* **Written task**
Would you return all of this data exactly, leaving nothing out?

#####

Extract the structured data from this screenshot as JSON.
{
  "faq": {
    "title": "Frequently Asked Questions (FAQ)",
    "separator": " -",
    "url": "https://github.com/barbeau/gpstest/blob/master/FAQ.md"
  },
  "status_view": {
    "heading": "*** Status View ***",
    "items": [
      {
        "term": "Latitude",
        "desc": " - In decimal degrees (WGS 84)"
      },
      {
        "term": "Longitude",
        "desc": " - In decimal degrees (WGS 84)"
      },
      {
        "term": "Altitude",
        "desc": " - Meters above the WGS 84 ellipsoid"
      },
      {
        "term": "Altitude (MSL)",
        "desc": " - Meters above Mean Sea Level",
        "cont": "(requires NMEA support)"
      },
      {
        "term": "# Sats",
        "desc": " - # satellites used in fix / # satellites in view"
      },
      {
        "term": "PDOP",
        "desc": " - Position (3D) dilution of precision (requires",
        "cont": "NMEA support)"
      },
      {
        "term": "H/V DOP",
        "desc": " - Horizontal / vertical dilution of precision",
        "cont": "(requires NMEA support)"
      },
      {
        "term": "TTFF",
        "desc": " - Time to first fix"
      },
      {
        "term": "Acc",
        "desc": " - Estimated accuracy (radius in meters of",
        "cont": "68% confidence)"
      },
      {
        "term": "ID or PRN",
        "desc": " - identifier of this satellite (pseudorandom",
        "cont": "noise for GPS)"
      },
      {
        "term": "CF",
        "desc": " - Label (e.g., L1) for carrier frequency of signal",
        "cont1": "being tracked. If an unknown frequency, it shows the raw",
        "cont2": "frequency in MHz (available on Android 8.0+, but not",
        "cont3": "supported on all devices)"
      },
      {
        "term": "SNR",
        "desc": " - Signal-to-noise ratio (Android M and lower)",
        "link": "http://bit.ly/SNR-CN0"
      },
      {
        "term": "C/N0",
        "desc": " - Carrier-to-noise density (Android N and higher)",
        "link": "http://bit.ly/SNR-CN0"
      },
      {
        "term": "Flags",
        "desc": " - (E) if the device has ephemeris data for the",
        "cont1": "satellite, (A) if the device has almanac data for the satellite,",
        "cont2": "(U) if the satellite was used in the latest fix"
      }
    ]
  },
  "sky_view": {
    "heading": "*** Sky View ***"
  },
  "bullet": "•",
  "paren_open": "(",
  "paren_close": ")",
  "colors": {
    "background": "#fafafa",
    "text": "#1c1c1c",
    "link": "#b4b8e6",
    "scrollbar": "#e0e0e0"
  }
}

#####

* **The reply**
Extract the structured data from this screenshot as JSON.
{
  "faq": {
    "title": "Frequently Asked Questions (FAQ)",
    "separator": " -",
    "url": "https://github.com/barbeau/gpstest/blob/master/FAQ.md"
  },
  "status_view": {
    "heading": "*** Status View ***",
    "items": [
      {
        "term": "Latitude",
        "desc": " - In decimal degrees (WGS 84)"
      },
      {
        "term": "Longitude",
        "desc": " - In decimal degrees (WGS 84)"
      },
      {
        "term": "Altitude",
        "desc": " - Meters above the WGS 84 ellipsoid"
      },
      {
        "term": "Altitude (MSL)",
        "desc": " - Meters above Mean Sea Level",
        "cont": "(requires NMEA support)"
      },
      {
        "term": "# Sats",
        "desc": " - # satellites used in fix / # satellites in view"
      },
      {
        "term": "PDOP",
        "desc": " - Position (3D) dilution of precision (requires",
        "cont": "NMEA support)"
      },
      {
        "term": "H/V DOP",
        "desc": " - Horizontal / vertical dilution of precision",
        "cont": "(requires NMEA support)"
      },
      {
        "term": "TTFF",
        "desc": " - Time to first fix"
      },
      {
        "term": "Acc",
        "desc": " - Estimated accuracy (radius in meters of",
        "cont": "68% confidence)"
      },
      {
        "term": "ID or PRN",
        "desc": " - identifier of this satellite (pseudorandom",
        "cont": "noise for GPS)"
      },
      {
        "term": "CF",
        "desc": " - Label (e.g., L1) for carrier frequency of signal",
        "cont1": "being tracked. If an unknown frequency, it shows the raw",
        "cont2": "frequency in MHz (available on Android 8.0+, but not",
        "cont3": "supported on all devices)"
      },
      {
        "term": "SNR",
        "desc": " - Signal-to-noise ratio (Android M and lower)",
        "link": "http://bit.ly/SNR-CN0"
      },
      {
        "term": "C/N0",
        "desc": " - Carrier-to-noise density (Android N and higher)",
        "link": "http://bit.ly/SNR-CN0"
      },
      {
        "term": "Flags",
        "desc": " - (E) if the device has ephemeris data for the",
        "cont1": "satellite, (A) if the device has almanac data for the satellite,",
        "cont2": "(U) if the satellite was used in the latest fix"
      }
    ]
  },
  "sky_view": {
    "heading": "*** Sky View ***"
  },
  "bullet": "•",
  "paren_open": "(",
  "paren_close": ")",
  "colors": {
    "background": "#fafafa",
    "text": "#1c1c1c",
    "link": "#b4b8e6",
    "scrollbar": "#e0e0e0"
  }
}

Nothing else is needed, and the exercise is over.